**What you should do**
From the entries below, gather every line containing the string "deviation".

Rows from a dataset

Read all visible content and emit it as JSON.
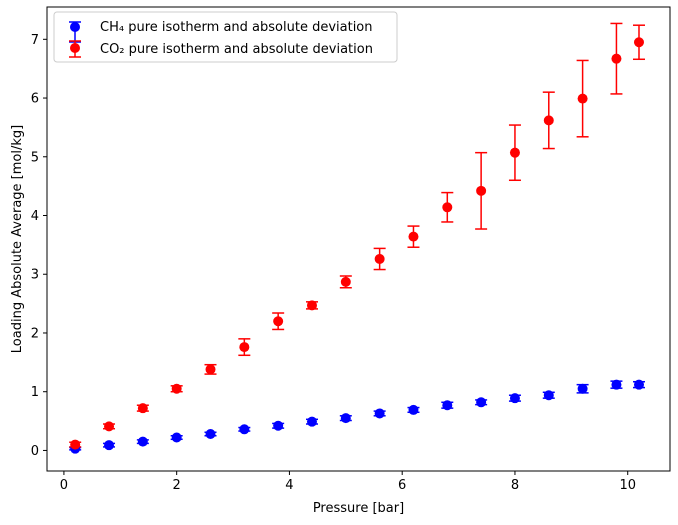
{
  "chart_data": {
    "type": "scatter",
    "title": "",
    "xlabel": "Pressure [bar]",
    "ylabel": "Loading Absolute Average [mol/kg]",
    "xlim": [
      -0.3,
      10.75
    ],
    "ylim": [
      -0.35,
      7.55
    ],
    "xticks": [
      0,
      2,
      4,
      6,
      8,
      10
    ],
    "yticks": [
      0,
      1,
      2,
      3,
      4,
      5,
      6,
      7
    ],
    "grid": false,
    "legend_position": "top-left",
    "series": [
      {
        "name": "CH₄ pure isotherm and absolute deviation",
        "color": "#0000ff",
        "x": [
          0.2,
          0.8,
          1.4,
          2.0,
          2.6,
          3.2,
          3.8,
          4.4,
          5.0,
          5.6,
          6.2,
          6.8,
          7.4,
          8.0,
          8.6,
          9.2,
          9.8,
          10.2
        ],
        "y": [
          0.03,
          0.09,
          0.15,
          0.22,
          0.28,
          0.36,
          0.42,
          0.49,
          0.55,
          0.63,
          0.69,
          0.77,
          0.82,
          0.89,
          0.94,
          1.05,
          1.12,
          1.12
        ],
        "err": [
          0.02,
          0.03,
          0.03,
          0.03,
          0.03,
          0.03,
          0.04,
          0.04,
          0.04,
          0.04,
          0.04,
          0.05,
          0.04,
          0.05,
          0.05,
          0.07,
          0.06,
          0.05
        ]
      },
      {
        "name": "CO₂ pure isotherm and absolute deviation",
        "color": "#ff0000",
        "x": [
          0.2,
          0.8,
          1.4,
          2.0,
          2.6,
          3.2,
          3.8,
          4.4,
          5.0,
          5.6,
          6.2,
          6.8,
          7.4,
          8.0,
          8.6,
          9.2,
          9.8,
          10.2
        ],
        "y": [
          0.1,
          0.41,
          0.72,
          1.05,
          1.38,
          1.76,
          2.2,
          2.47,
          2.87,
          3.26,
          3.64,
          4.14,
          4.42,
          5.07,
          5.62,
          5.99,
          6.67,
          6.95
        ],
        "err": [
          0.04,
          0.04,
          0.05,
          0.05,
          0.08,
          0.14,
          0.14,
          0.06,
          0.1,
          0.18,
          0.18,
          0.25,
          0.65,
          0.47,
          0.48,
          0.65,
          0.6,
          0.29
        ]
      }
    ]
  }
}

**Result**
        "name": "CH₄ pure isotherm and absolute deviation",
        "name": "CO₂ pure isotherm and absolute deviation",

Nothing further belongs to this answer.